Collected data entries

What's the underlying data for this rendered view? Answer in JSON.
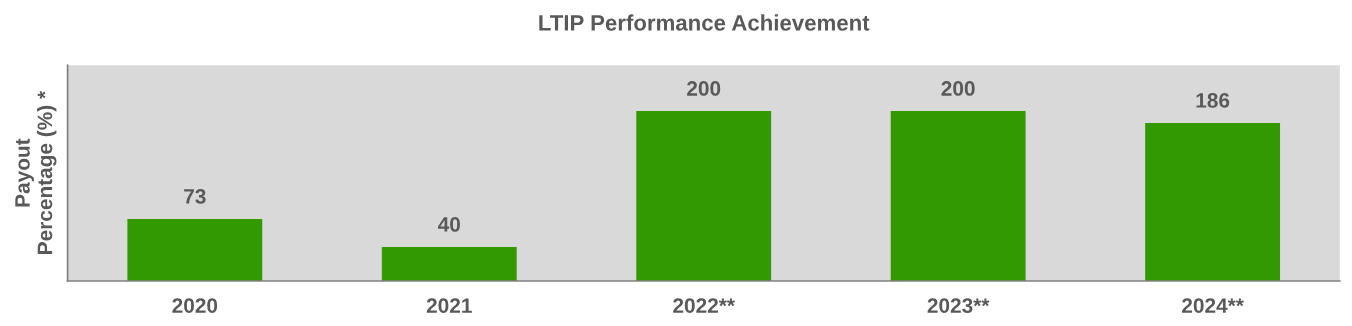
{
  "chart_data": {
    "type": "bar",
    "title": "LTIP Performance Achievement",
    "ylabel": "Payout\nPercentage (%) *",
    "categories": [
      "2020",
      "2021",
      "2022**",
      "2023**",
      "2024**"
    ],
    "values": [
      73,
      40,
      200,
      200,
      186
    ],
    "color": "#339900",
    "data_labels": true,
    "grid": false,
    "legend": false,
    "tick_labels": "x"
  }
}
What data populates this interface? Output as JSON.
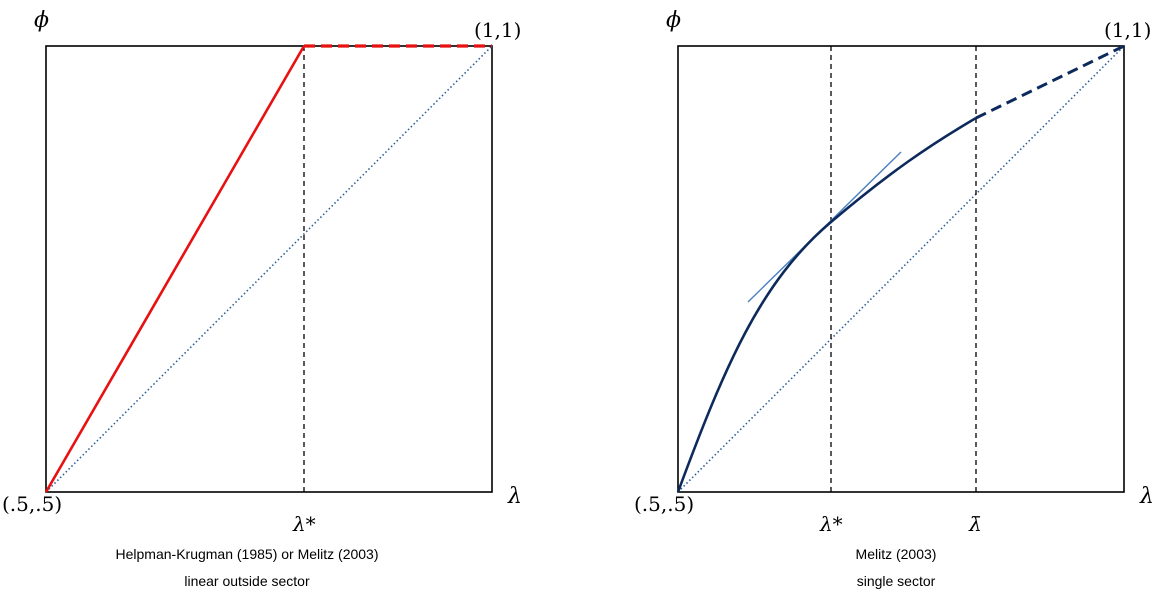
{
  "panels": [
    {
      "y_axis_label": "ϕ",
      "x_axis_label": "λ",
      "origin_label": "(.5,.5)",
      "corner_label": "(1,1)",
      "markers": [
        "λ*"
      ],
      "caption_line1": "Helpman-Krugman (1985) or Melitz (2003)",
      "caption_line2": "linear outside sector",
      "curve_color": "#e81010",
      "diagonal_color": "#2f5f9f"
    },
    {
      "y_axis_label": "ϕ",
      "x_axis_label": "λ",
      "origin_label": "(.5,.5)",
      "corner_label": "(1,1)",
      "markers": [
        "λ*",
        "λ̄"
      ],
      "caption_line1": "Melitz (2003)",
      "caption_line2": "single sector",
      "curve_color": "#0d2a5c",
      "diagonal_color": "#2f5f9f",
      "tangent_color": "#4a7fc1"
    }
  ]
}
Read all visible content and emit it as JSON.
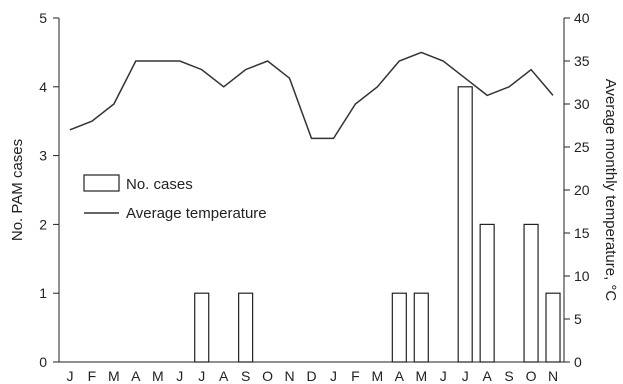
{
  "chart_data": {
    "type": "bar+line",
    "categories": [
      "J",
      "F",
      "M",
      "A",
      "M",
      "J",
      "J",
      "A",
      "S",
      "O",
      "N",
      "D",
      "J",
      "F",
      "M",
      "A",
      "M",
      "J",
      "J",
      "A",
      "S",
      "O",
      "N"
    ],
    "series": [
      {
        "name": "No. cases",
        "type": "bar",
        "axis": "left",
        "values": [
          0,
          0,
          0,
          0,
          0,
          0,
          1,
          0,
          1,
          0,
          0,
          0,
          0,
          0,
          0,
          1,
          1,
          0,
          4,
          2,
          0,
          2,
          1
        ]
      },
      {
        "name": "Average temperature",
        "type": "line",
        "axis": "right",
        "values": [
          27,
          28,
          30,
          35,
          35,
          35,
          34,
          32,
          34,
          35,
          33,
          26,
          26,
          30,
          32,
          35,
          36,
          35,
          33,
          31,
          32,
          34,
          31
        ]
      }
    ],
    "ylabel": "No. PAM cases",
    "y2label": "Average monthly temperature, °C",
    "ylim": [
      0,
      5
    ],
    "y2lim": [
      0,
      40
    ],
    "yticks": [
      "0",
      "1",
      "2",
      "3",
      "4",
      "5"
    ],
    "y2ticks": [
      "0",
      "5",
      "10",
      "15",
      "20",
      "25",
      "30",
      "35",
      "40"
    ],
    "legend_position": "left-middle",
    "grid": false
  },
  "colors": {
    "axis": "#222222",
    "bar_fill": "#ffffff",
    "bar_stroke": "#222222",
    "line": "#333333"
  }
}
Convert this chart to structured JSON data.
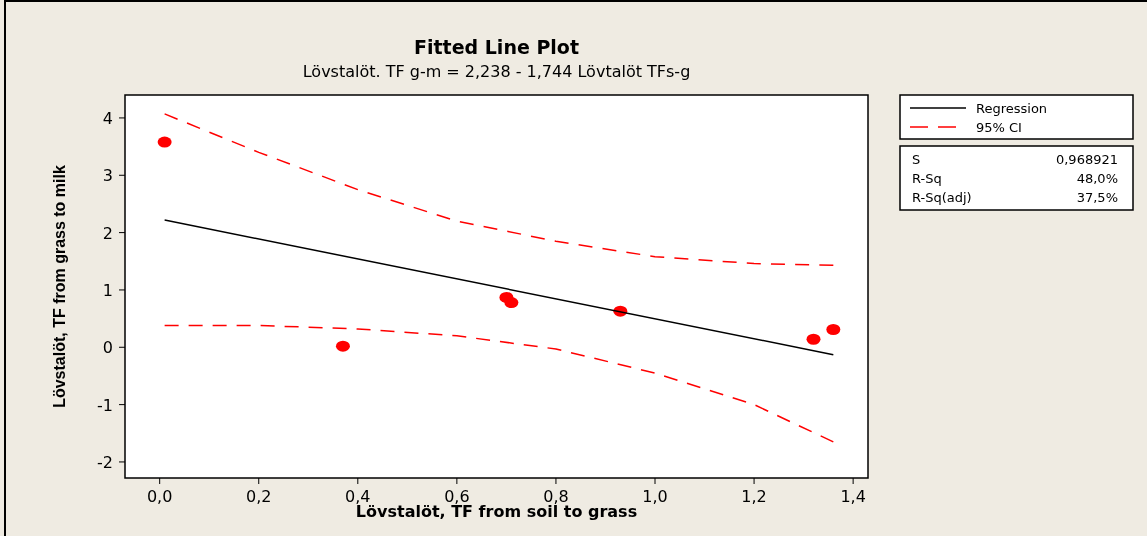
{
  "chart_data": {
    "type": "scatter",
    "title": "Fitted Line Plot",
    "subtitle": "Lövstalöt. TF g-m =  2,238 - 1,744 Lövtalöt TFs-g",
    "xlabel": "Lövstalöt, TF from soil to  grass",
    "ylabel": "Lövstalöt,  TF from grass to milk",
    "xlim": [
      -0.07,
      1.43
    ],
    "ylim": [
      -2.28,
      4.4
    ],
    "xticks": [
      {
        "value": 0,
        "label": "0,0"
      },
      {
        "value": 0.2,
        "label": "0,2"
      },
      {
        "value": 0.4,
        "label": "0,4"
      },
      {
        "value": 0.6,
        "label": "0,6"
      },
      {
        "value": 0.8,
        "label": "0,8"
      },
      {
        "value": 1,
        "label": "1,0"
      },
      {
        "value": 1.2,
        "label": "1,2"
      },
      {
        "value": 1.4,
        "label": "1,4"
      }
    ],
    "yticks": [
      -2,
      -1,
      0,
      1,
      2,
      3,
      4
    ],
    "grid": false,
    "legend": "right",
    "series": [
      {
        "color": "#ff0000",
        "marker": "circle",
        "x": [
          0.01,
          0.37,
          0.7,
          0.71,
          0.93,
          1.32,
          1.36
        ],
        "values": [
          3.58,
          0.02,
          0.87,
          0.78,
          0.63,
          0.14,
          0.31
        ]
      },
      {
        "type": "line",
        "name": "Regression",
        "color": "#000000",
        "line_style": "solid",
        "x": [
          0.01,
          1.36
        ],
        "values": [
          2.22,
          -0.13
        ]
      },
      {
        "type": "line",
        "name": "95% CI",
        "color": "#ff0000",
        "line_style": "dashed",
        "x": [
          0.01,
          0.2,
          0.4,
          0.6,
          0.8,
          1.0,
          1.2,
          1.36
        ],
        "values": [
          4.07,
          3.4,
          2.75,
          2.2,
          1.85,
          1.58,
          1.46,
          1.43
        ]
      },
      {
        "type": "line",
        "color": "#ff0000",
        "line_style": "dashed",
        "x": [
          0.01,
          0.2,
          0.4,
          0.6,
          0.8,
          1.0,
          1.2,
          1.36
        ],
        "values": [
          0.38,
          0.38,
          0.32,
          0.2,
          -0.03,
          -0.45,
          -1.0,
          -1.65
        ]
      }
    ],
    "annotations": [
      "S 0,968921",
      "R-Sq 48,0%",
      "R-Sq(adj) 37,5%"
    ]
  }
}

__Directive__: Pictures are excluded; copy every other part of the records exactly.

__Solution below__:
What's the underlying data for this rendered view? Answer in JSON.
{
  "chart_data": {
    "type": "bar",
    "title": "LTIP Performance Achievement",
    "ylabel": "Payout\nPercentage (%) *",
    "categories": [
      "2020",
      "2021",
      "2022**",
      "2023**",
      "2024**"
    ],
    "values": [
      73,
      40,
      200,
      200,
      186
    ],
    "color": "#339900",
    "data_labels": true,
    "grid": false,
    "legend": false,
    "tick_labels": "x"
  }
}
What data populates this interface? Output as JSON.
{
  "panels": [
    {
      "y_axis_label": "ϕ",
      "x_axis_label": "λ",
      "origin_label": "(.5,.5)",
      "corner_label": "(1,1)",
      "markers": [
        "λ*"
      ],
      "caption_line1": "Helpman-Krugman (1985) or Melitz (2003)",
      "caption_line2": "linear outside sector",
      "curve_color": "#e81010",
      "diagonal_color": "#2f5f9f"
    },
    {
      "y_axis_label": "ϕ",
      "x_axis_label": "λ",
      "origin_label": "(.5,.5)",
      "corner_label": "(1,1)",
      "markers": [
        "λ*",
        "λ̄"
      ],
      "caption_line1": "Melitz (2003)",
      "caption_line2": "single sector",
      "curve_color": "#0d2a5c",
      "diagonal_color": "#2f5f9f",
      "tangent_color": "#4a7fc1"
    }
  ]
}
Read all visible content and emit it as JSON.
{
  "chart_data": {
    "type": "bar+line",
    "categories": [
      "J",
      "F",
      "M",
      "A",
      "M",
      "J",
      "J",
      "A",
      "S",
      "O",
      "N",
      "D",
      "J",
      "F",
      "M",
      "A",
      "M",
      "J",
      "J",
      "A",
      "S",
      "O",
      "N"
    ],
    "series": [
      {
        "name": "No. cases",
        "type": "bar",
        "axis": "left",
        "values": [
          0,
          0,
          0,
          0,
          0,
          0,
          1,
          0,
          1,
          0,
          0,
          0,
          0,
          0,
          0,
          1,
          1,
          0,
          4,
          2,
          0,
          2,
          1
        ]
      },
      {
        "name": "Average temperature",
        "type": "line",
        "axis": "right",
        "values": [
          27,
          28,
          30,
          35,
          35,
          35,
          34,
          32,
          34,
          35,
          33,
          26,
          26,
          30,
          32,
          35,
          36,
          35,
          33,
          31,
          32,
          34,
          31
        ]
      }
    ],
    "ylabel": "No. PAM cases",
    "y2label": "Average monthly temperature, °C",
    "ylim": [
      0,
      5
    ],
    "y2lim": [
      0,
      40
    ],
    "yticks": [
      "0",
      "1",
      "2",
      "3",
      "4",
      "5"
    ],
    "y2ticks": [
      "0",
      "5",
      "10",
      "15",
      "20",
      "25",
      "30",
      "35",
      "40"
    ],
    "legend_position": "left-middle",
    "grid": false
  },
  "colors": {
    "axis": "#222222",
    "bar_fill": "#ffffff",
    "bar_stroke": "#222222",
    "line": "#333333"
  }
}
Convert this chart to structured JSON data.
{
  "chart_data": {
    "type": "scatter",
    "title": "Fitted Line Plot",
    "subtitle": "Lövstalöt. TF g-m =  2,238 - 1,744 Lövtalöt TFs-g",
    "xlabel": "Lövstalöt, TF from soil to  grass",
    "ylabel": "Lövstalöt,  TF from grass to milk",
    "xlim": [
      -0.07,
      1.43
    ],
    "ylim": [
      -2.28,
      4.4
    ],
    "xticks": [
      {
        "value": 0,
        "label": "0,0"
      },
      {
        "value": 0.2,
        "label": "0,2"
      },
      {
        "value": 0.4,
        "label": "0,4"
      },
      {
        "value": 0.6,
        "label": "0,6"
      },
      {
        "value": 0.8,
        "label": "0,8"
      },
      {
        "value": 1,
        "label": "1,0"
      },
      {
        "value": 1.2,
        "label": "1,2"
      },
      {
        "value": 1.4,
        "label": "1,4"
      }
    ],
    "yticks": [
      -2,
      -1,
      0,
      1,
      2,
      3,
      4
    ],
    "grid": false,
    "legend": "right",
    "series": [
      {
        "color": "#ff0000",
        "marker": "circle",
        "x": [
          0.01,
          0.37,
          0.7,
          0.71,
          0.93,
          1.32,
          1.36
        ],
        "values": [
          3.58,
          0.02,
          0.87,
          0.78,
          0.63,
          0.14,
          0.31
        ]
      },
      {
        "type": "line",
        "name": "Regression",
        "color": "#000000",
        "line_style": "solid",
        "x": [
          0.01,
          1.36
        ],
        "values": [
          2.22,
          -0.13
        ]
      },
      {
        "type": "line",
        "name": "95% CI",
        "color": "#ff0000",
        "line_style": "dashed",
        "x": [
          0.01,
          0.2,
          0.4,
          0.6,
          0.8,
          1.0,
          1.2,
          1.36
        ],
        "values": [
          4.07,
          3.4,
          2.75,
          2.2,
          1.85,
          1.58,
          1.46,
          1.43
        ]
      },
      {
        "type": "line",
        "color": "#ff0000",
        "line_style": "dashed",
        "x": [
          0.01,
          0.2,
          0.4,
          0.6,
          0.8,
          1.0,
          1.2,
          1.36
        ],
        "values": [
          0.38,
          0.38,
          0.32,
          0.2,
          -0.03,
          -0.45,
          -1.0,
          -1.65
        ]
      }
    ],
    "annotations": [
      "S 0,968921",
      "R-Sq 48,0%",
      "R-Sq(adj) 37,5%"
    ]
  }
}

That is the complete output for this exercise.